YOUR OBJECTIVE: Retype each line of the material exactly, please, skipping any picture in it.

---+---

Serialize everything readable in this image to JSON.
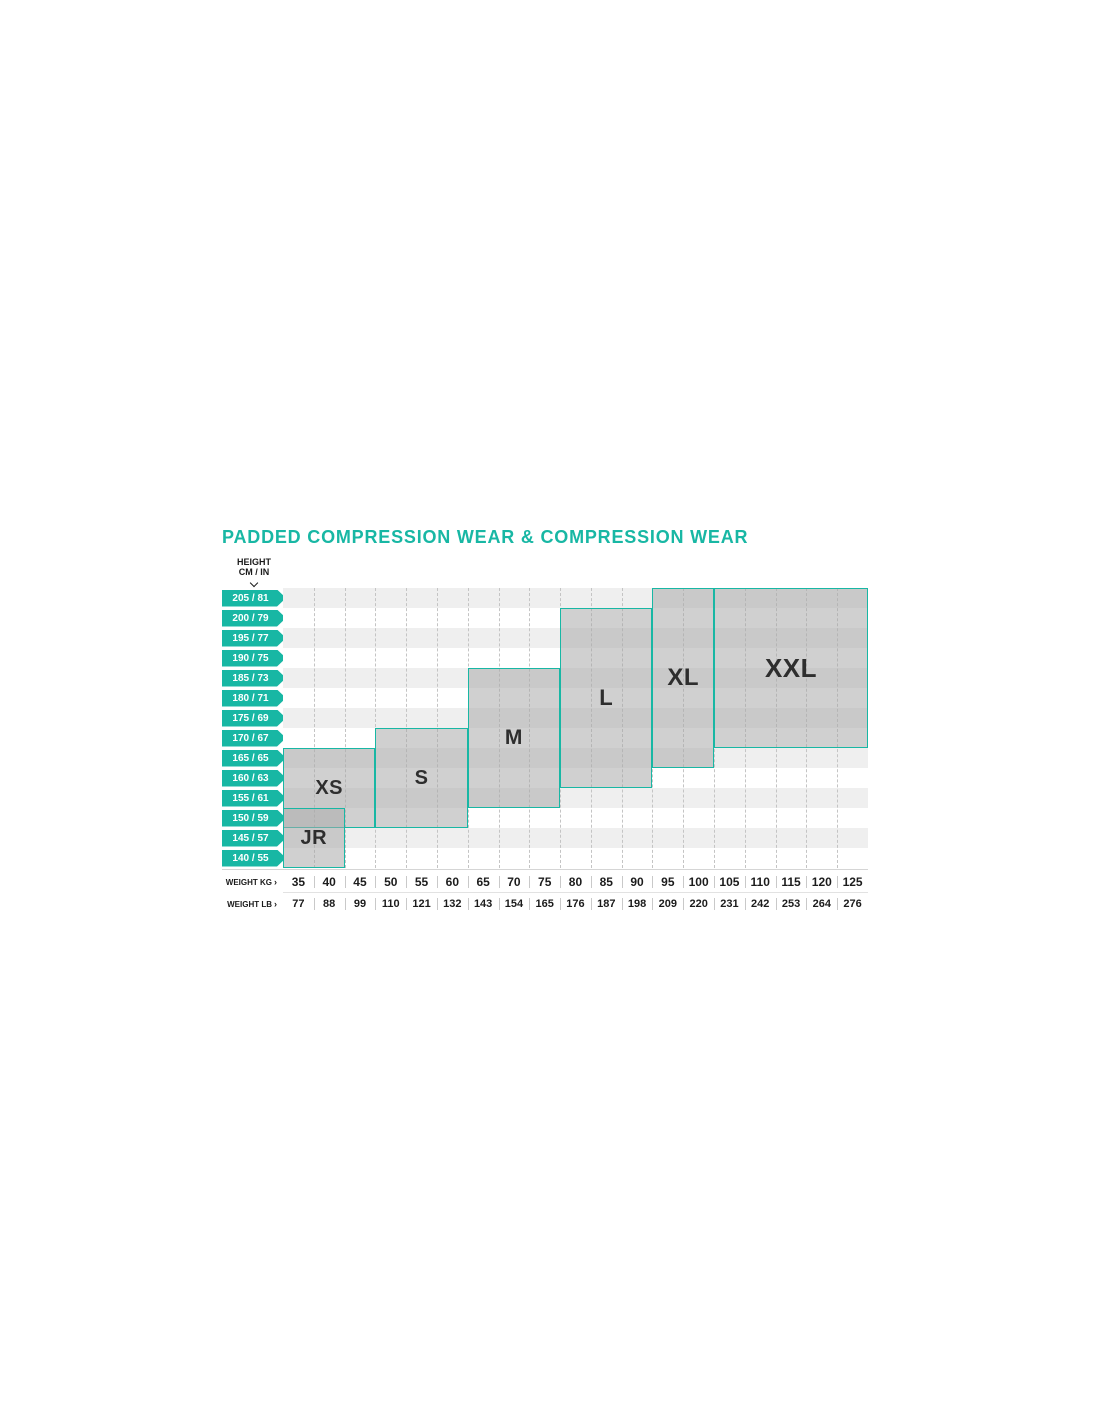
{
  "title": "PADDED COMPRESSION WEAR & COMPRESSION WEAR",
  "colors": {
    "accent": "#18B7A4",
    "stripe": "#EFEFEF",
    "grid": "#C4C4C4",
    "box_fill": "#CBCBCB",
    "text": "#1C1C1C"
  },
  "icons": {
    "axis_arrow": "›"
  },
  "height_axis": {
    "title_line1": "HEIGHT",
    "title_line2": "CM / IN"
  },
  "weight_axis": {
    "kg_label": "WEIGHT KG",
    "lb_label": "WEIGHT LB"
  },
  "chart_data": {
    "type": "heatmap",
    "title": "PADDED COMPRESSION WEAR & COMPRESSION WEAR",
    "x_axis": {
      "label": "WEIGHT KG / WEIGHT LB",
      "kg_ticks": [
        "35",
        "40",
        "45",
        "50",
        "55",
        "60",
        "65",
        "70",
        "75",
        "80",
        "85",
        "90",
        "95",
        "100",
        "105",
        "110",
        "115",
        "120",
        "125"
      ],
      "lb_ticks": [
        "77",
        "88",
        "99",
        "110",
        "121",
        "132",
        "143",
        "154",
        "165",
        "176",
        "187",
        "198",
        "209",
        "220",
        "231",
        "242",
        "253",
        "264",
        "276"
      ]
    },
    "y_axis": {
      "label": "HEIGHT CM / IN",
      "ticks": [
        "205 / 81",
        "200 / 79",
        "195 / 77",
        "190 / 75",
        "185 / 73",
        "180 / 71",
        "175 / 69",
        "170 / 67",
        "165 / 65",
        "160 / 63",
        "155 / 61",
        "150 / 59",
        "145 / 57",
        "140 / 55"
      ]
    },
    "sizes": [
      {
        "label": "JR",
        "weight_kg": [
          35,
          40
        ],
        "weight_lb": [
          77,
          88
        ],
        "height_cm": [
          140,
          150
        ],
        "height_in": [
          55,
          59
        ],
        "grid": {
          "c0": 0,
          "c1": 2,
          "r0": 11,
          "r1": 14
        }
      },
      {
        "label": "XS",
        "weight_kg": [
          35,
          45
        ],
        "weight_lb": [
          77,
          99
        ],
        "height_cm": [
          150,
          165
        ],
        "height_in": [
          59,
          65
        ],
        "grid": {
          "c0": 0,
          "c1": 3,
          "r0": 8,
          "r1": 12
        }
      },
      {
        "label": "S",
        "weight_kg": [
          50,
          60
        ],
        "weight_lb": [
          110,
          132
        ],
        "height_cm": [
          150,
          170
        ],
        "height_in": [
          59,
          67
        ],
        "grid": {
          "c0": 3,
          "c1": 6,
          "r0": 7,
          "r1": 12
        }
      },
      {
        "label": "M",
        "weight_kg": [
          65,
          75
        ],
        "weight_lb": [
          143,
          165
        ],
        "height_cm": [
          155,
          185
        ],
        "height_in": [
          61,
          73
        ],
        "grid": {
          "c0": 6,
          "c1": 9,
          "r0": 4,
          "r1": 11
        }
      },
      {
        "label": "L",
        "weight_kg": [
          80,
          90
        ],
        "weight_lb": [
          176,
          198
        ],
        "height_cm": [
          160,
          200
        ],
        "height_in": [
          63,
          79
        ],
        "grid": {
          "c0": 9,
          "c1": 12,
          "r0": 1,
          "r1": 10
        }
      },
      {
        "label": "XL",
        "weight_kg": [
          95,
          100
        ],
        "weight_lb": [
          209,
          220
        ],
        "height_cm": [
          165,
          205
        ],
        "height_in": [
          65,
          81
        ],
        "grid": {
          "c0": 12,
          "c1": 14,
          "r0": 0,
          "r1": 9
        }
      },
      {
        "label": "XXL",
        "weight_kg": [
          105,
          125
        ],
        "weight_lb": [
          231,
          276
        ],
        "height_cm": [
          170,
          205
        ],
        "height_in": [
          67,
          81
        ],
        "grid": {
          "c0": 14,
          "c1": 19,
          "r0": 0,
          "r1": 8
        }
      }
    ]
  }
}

---+---

SOLUTION FOR THIS PROBLEM:
Serialize everything readable in this image to JSON.
{
  "title": "PADDED COMPRESSION WEAR & COMPRESSION WEAR",
  "colors": {
    "accent": "#18B7A4",
    "stripe": "#EFEFEF",
    "grid": "#C4C4C4",
    "box_fill": "#CBCBCB",
    "text": "#1C1C1C"
  },
  "icons": {
    "axis_arrow": "›"
  },
  "height_axis": {
    "title_line1": "HEIGHT",
    "title_line2": "CM / IN"
  },
  "weight_axis": {
    "kg_label": "WEIGHT KG",
    "lb_label": "WEIGHT LB"
  },
  "chart_data": {
    "type": "heatmap",
    "title": "PADDED COMPRESSION WEAR & COMPRESSION WEAR",
    "x_axis": {
      "label": "WEIGHT KG / WEIGHT LB",
      "kg_ticks": [
        "35",
        "40",
        "45",
        "50",
        "55",
        "60",
        "65",
        "70",
        "75",
        "80",
        "85",
        "90",
        "95",
        "100",
        "105",
        "110",
        "115",
        "120",
        "125"
      ],
      "lb_ticks": [
        "77",
        "88",
        "99",
        "110",
        "121",
        "132",
        "143",
        "154",
        "165",
        "176",
        "187",
        "198",
        "209",
        "220",
        "231",
        "242",
        "253",
        "264",
        "276"
      ]
    },
    "y_axis": {
      "label": "HEIGHT CM / IN",
      "ticks": [
        "205 / 81",
        "200 / 79",
        "195 / 77",
        "190 / 75",
        "185 / 73",
        "180 / 71",
        "175 / 69",
        "170 / 67",
        "165 / 65",
        "160 / 63",
        "155 / 61",
        "150 / 59",
        "145 / 57",
        "140 / 55"
      ]
    },
    "sizes": [
      {
        "label": "JR",
        "weight_kg": [
          35,
          40
        ],
        "weight_lb": [
          77,
          88
        ],
        "height_cm": [
          140,
          150
        ],
        "height_in": [
          55,
          59
        ],
        "grid": {
          "c0": 0,
          "c1": 2,
          "r0": 11,
          "r1": 14
        }
      },
      {
        "label": "XS",
        "weight_kg": [
          35,
          45
        ],
        "weight_lb": [
          77,
          99
        ],
        "height_cm": [
          150,
          165
        ],
        "height_in": [
          59,
          65
        ],
        "grid": {
          "c0": 0,
          "c1": 3,
          "r0": 8,
          "r1": 12
        }
      },
      {
        "label": "S",
        "weight_kg": [
          50,
          60
        ],
        "weight_lb": [
          110,
          132
        ],
        "height_cm": [
          150,
          170
        ],
        "height_in": [
          59,
          67
        ],
        "grid": {
          "c0": 3,
          "c1": 6,
          "r0": 7,
          "r1": 12
        }
      },
      {
        "label": "M",
        "weight_kg": [
          65,
          75
        ],
        "weight_lb": [
          143,
          165
        ],
        "height_cm": [
          155,
          185
        ],
        "height_in": [
          61,
          73
        ],
        "grid": {
          "c0": 6,
          "c1": 9,
          "r0": 4,
          "r1": 11
        }
      },
      {
        "label": "L",
        "weight_kg": [
          80,
          90
        ],
        "weight_lb": [
          176,
          198
        ],
        "height_cm": [
          160,
          200
        ],
        "height_in": [
          63,
          79
        ],
        "grid": {
          "c0": 9,
          "c1": 12,
          "r0": 1,
          "r1": 10
        }
      },
      {
        "label": "XL",
        "weight_kg": [
          95,
          100
        ],
        "weight_lb": [
          209,
          220
        ],
        "height_cm": [
          165,
          205
        ],
        "height_in": [
          65,
          81
        ],
        "grid": {
          "c0": 12,
          "c1": 14,
          "r0": 0,
          "r1": 9
        }
      },
      {
        "label": "XXL",
        "weight_kg": [
          105,
          125
        ],
        "weight_lb": [
          231,
          276
        ],
        "height_cm": [
          170,
          205
        ],
        "height_in": [
          67,
          81
        ],
        "grid": {
          "c0": 14,
          "c1": 19,
          "r0": 0,
          "r1": 8
        }
      }
    ]
  }
}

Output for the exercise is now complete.